EXERCISE OBJECTIVE =>
Reproduce every line in the listing that contains the word "antenna".

Extracted data entries:
....................

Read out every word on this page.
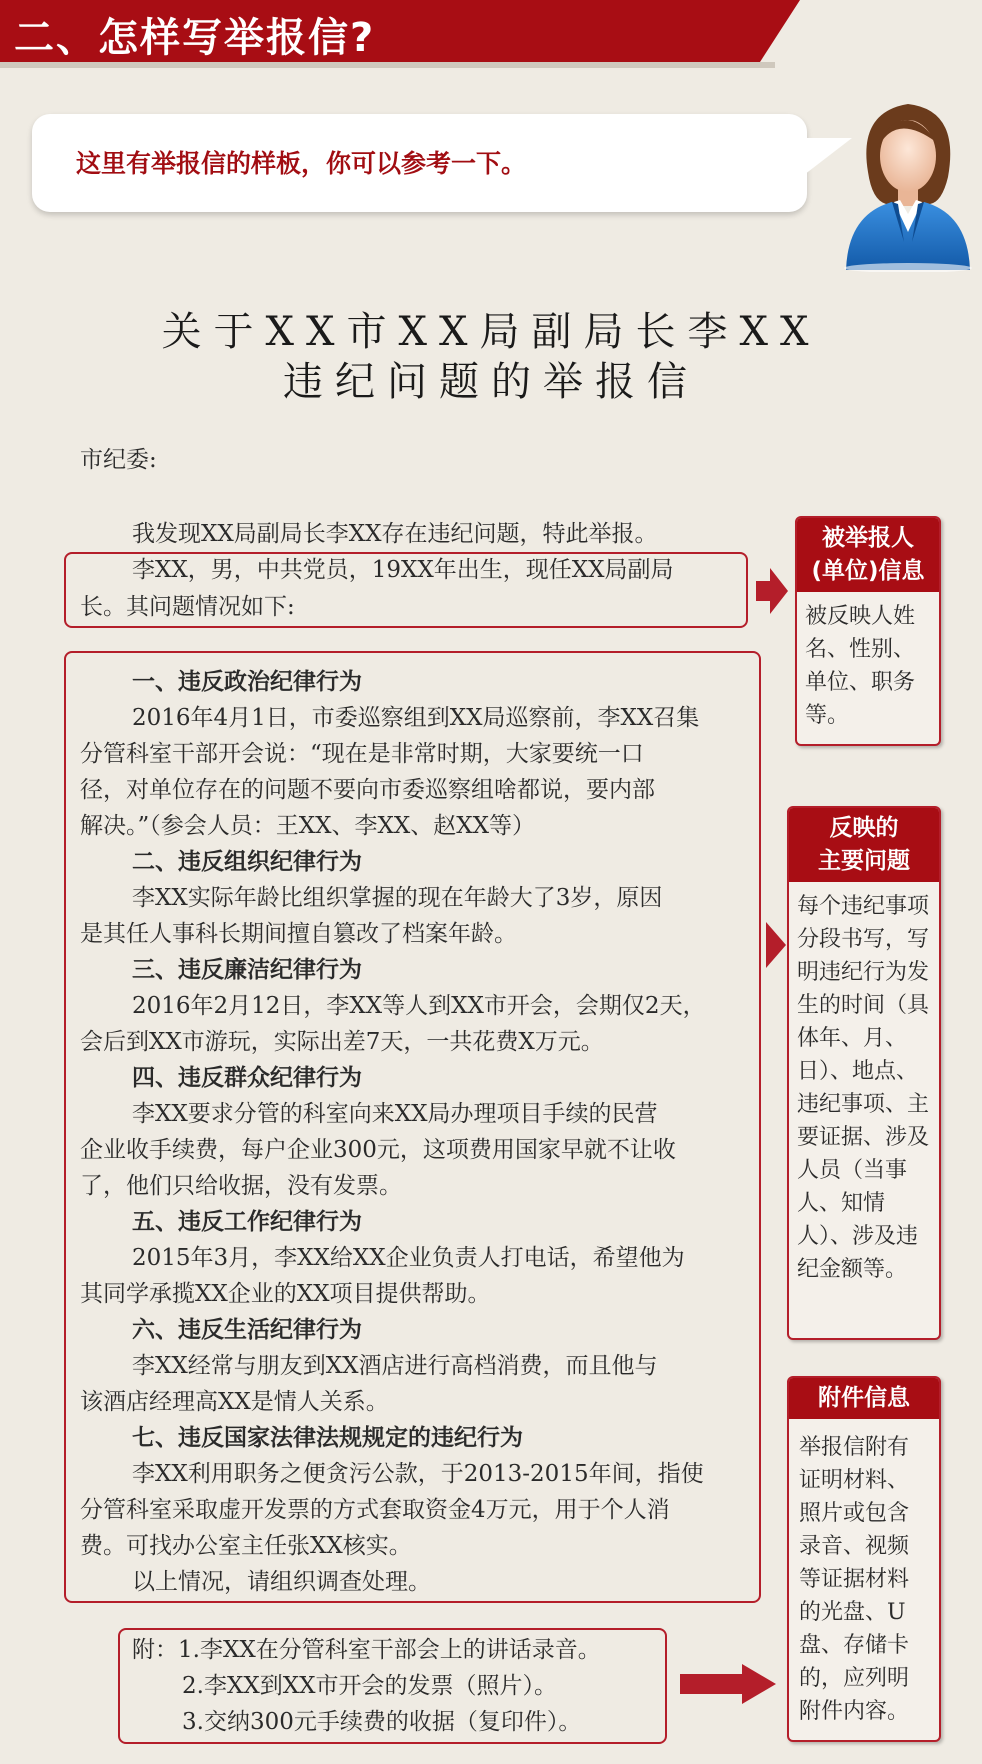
二、怎样写举报信?
这里有举报信的样板，你可以参考一下。
关于XX市XX局副局长李XX
违纪问题的举报信

市纪委:

我发现XX局副局长李XX存在违纪问题，特此举报。

李XX，男，中共党员，19XX年出生，现任XX局副局

长。其问题情况如下:

一、违反政治纪律行为

2016年4月1日，市委巡察组到XX局巡察前，李XX召集

分管科室干部开会说：“现在是非常时期，大家要统一口

径，对单位存在的问题不要向市委巡察组啥都说，要内部

解决。”（参会人员：王XX、李XX、赵XX等）

二、违反组织纪律行为

李XX实际年龄比组织掌握的现在年龄大了3岁，原因

是其任人事科长期间擅自篡改了档案年龄。

三、违反廉洁纪律行为

2016年2月12日，李XX等人到XX市开会，会期仅2天，

会后到XX市游玩，实际出差7天，一共花费X万元。

四、违反群众纪律行为

李XX要求分管的科室向来XX局办理项目手续的民营

企业收手续费，每户企业300元，这项费用国家早就不让收

了，他们只给收据，没有发票。

五、违反工作纪律行为

2015年3月，李XX给XX企业负责人打电话，希望他为

其同学承揽XX企业的XX项目提供帮助。

六、违反生活纪律行为

李XX经常与朋友到XX酒店进行高档消费，而且他与

该酒店经理高XX是情人关系。

七、违反国家法律法规规定的违纪行为

李XX利用职务之便贪污公款，于2013-2015年间，指使

分管科室采取虚开发票的方式套取资金4万元，用于个人消

费。可找办公室主任张XX核实。

以上情况，请组织调查处理。

附：1.李XX在分管科室干部会上的讲话录音。

2.李XX到XX市开会的发票（照片）。

3.交纳300元手续费的收据（复印件）。

被举报人
(单位)信息
被反映人姓名、性别、单位、职务等。
反映的
主要问题
每个违纪事项分段书写，写明违纪行为发生的时间（具体年、月、日）、地点、违纪事项、主要证据、涉及人员（当事人、知情人）、涉及违纪金额等。
附件信息
举报信附有证明材料、照片或包含录音、视频等证据材料的光盘、U盘、存储卡的，应列明附件内容。
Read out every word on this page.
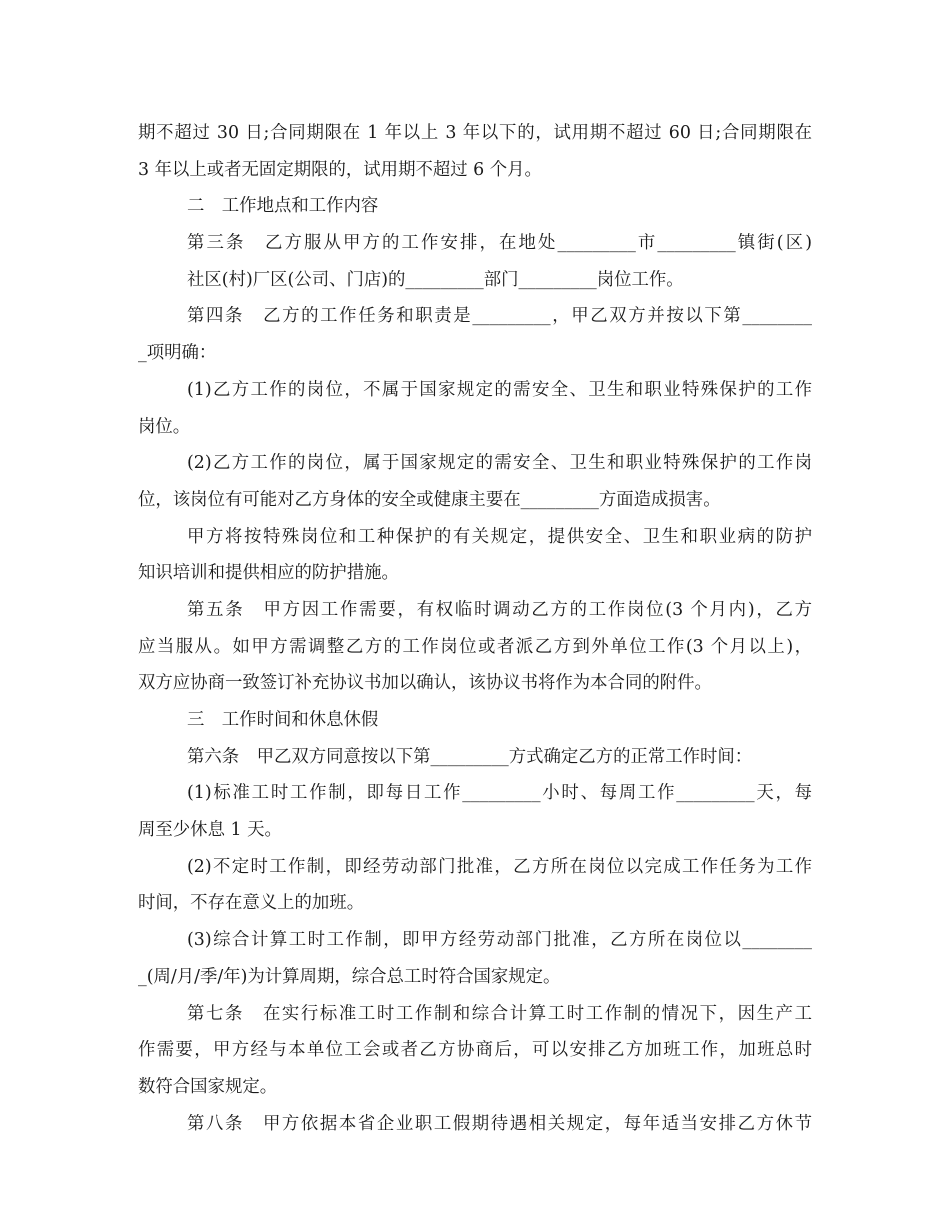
期不超过 30 日;合同期限在 1 年以上 3 年以下的，试用期不超过 60 日;合同期限在
3 年以上或者无固定期限的，试用期不超过 6 个月。
二　工作地点和工作内容
第三条　乙方服从甲方的工作安排，在地处_________市_________镇街(区)
社区(村)厂区(公司、门店)的_________部门_________岗位工作。
第四条　乙方的工作任务和职责是_________，甲乙双方并按以下第________
_项明确：
(1)乙方工作的岗位，不属于国家规定的需安全、卫生和职业特殊保护的工作
岗位。
(2)乙方工作的岗位，属于国家规定的需安全、卫生和职业特殊保护的工作岗
位，该岗位有可能对乙方身体的安全或健康主要在_________方面造成损害。
甲方将按特殊岗位和工种保护的有关规定，提供安全、卫生和职业病的防护
知识培训和提供相应的防护措施。
第五条　甲方因工作需要，有权临时调动乙方的工作岗位(3 个月内)，乙方
应当服从。如甲方需调整乙方的工作岗位或者派乙方到外单位工作(3 个月以上)，
双方应协商一致签订补充协议书加以确认，该协议书将作为本合同的附件。
三　工作时间和休息休假
第六条　甲乙双方同意按以下第_________方式确定乙方的正常工作时间：
(1)标准工时工作制，即每日工作_________小时、每周工作_________天，每
周至少休息 1 天。
(2)不定时工作制，即经劳动部门批准，乙方所在岗位以完成工作任务为工作
时间，不存在意义上的加班。
(3)综合计算工时工作制，即甲方经劳动部门批准，乙方所在岗位以________
_(周/月/季/年)为计算周期，综合总工时符合国家规定。
第七条　在实行标准工时工作制和综合计算工时工作制的情况下，因生产工
作需要，甲方经与本单位工会或者乙方协商后，可以安排乙方加班工作，加班总时
数符合国家规定。
第八条　甲方依据本省企业职工假期待遇相关规定，每年适当安排乙方休节
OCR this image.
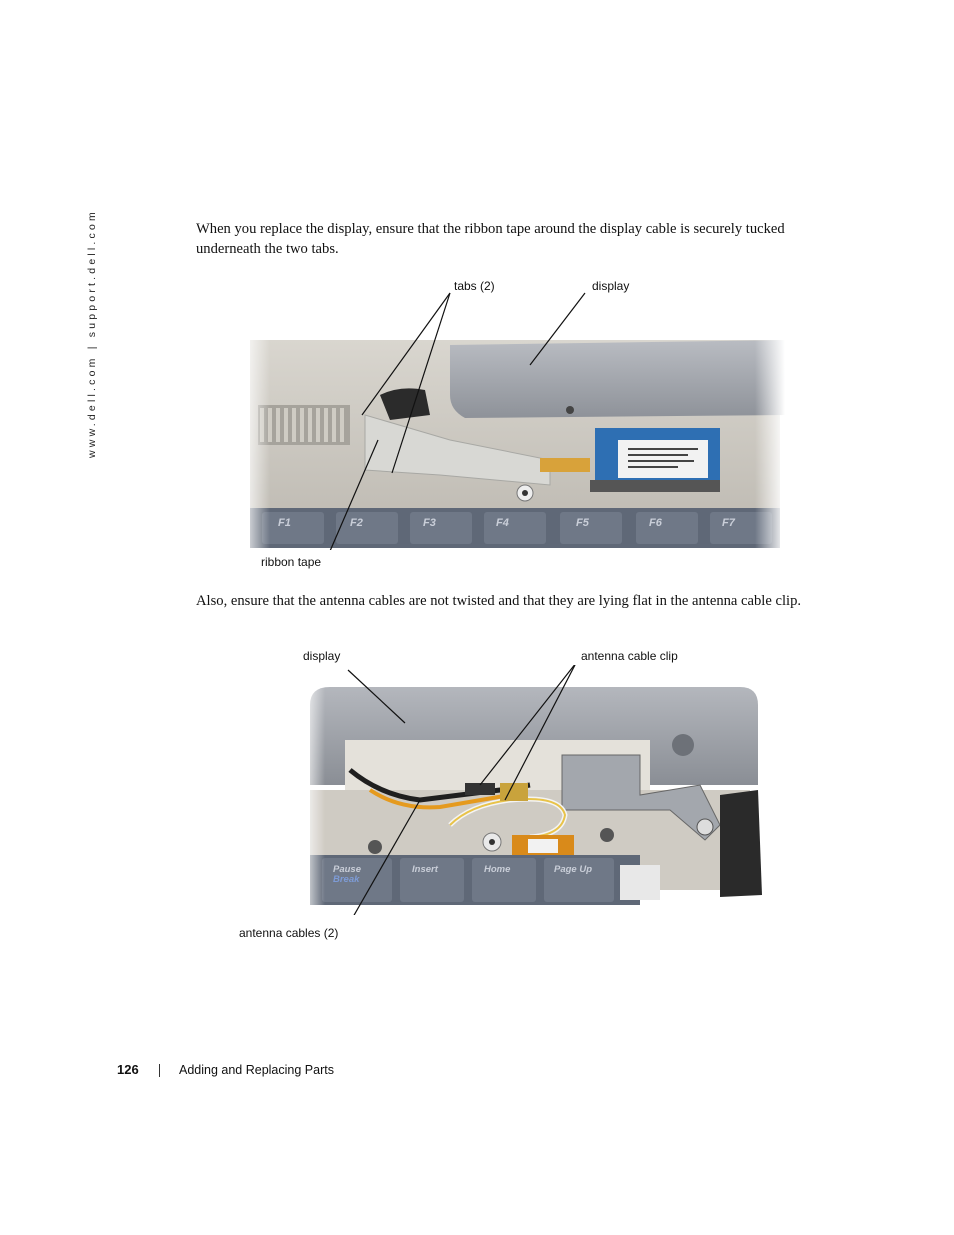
www.dell.com | support.dell.com	When you replace the display, ensure that the ribbon tape around the display cable is securely tucked underneath the two tabs.

tabs (2)	display
ribbon tape
F1	F2	F3	F4	F5	F6	F7

Also, ensure that the antenna cables are not twisted and that they are lying flat in the antenna cable clip.

display	antenna cable clip
antenna cables (2)
Pause
Break
Insert	Home	Page Up
126	Adding and Replacing Parts
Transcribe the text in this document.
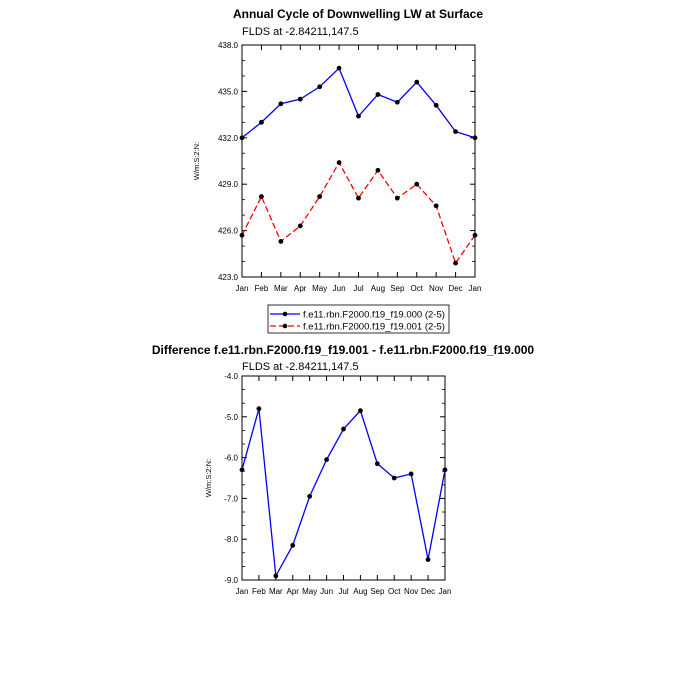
Annual Cycle of Downwelling LW at Surface
FLDS at -2.84211,147.5
W/m:S:2:N:
423.0
426.0
429.0
432.0
435.0
438.0
Jan Feb Mar Apr May Jun Jul Aug Sep Oct Nov Dec Jan
f.e11.rbn.F2000.f19_f19.000 (2-5)
f.e11.rbn.F2000.f19_f19.001 (2-5)
Difference f.e11.rbn.F2000.f19_f19.001 - f.e11.rbn.F2000.f19_f19.000
FLDS at -2.84211,147.5
W/m:S:2:N:
-9.0
-8.0
-7.0
-6.0
-5.0
-4.0
Jan Feb Mar Apr May Jun Jul Aug Sep Oct Nov Dec Jan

....................

ANSWER TO THIS PROBLEM =>
Also, ensure that the antenna cables are not twisted and that they are lying flat in the antenna cable clip.
display	antenna cable clip
antenna cables (2)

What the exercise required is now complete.